→ **Record set**
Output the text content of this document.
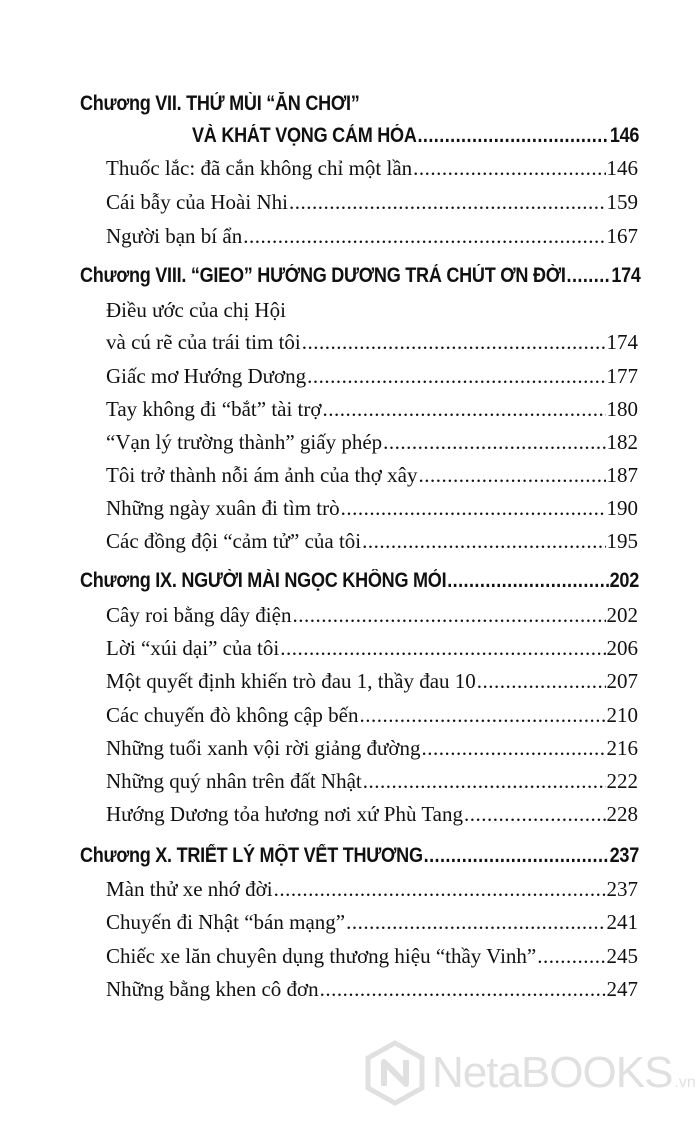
Chương VII. THỬ MÙI “ĂN CHƠI”
VÀ KHÁT VỌNG CẢM HÓA .....	146
Thuốc lắc: đã cắn không chỉ một lần .....	146
Cái bẫy của Hoài Nhi .....	159
Người bạn bí ẩn .....	167
Chương VIII. “GIEO” HƯỚNG DƯƠNG TRẢ CHÚT ƠN ĐỜI ..... 174
Điều ước của chị Hội
và cú rẽ của trái tim tôi .....	174
Giấc mơ Hướng Dương .....	177
Tay không đi “bắt” tài trợ .....	180
“Vạn lý trường thành” giấy phép .....	182
Tôi trở thành nỗi ám ảnh của thợ xây .....	187
Những ngày xuân đi tìm trò .....	190
Các đồng đội “cảm tử” của tôi .....	195
Chương IX. NGƯỜI MÀI NGỌC KHÔNG MỎI .....	202
Cây roi bằng dây điện .....	202
Lời “xúi dại” của tôi .....	206
Một quyết định khiến trò đau 1, thầy đau 10 .....	207
Các chuyến đò không cập bến .....	210
Những tuổi xanh vội rời giảng đường .....	216
Những quý nhân trên đất Nhật .....	222
Hướng Dương tỏa hương nơi xứ Phù Tang .....	228
Chương X. TRIẾT LÝ MỘT VẾT THƯƠNG .....	237
Màn thử xe nhớ đời .....	237
Chuyến đi Nhật “bán mạng” .....	241
Chiếc xe lăn chuyên dụng thương hiệu “thầy Vinh” .....	245
Những bằng khen cô đơn .....	247
NetaBOOKS .vn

→ **Task requirements**
For each line in the data above that contains the string "thành", extract the line.

→ **Result**
“Vạn lý trường thành” giấy phép .....	182
Tôi trở thành nỗi ám ảnh của thợ xây .....	187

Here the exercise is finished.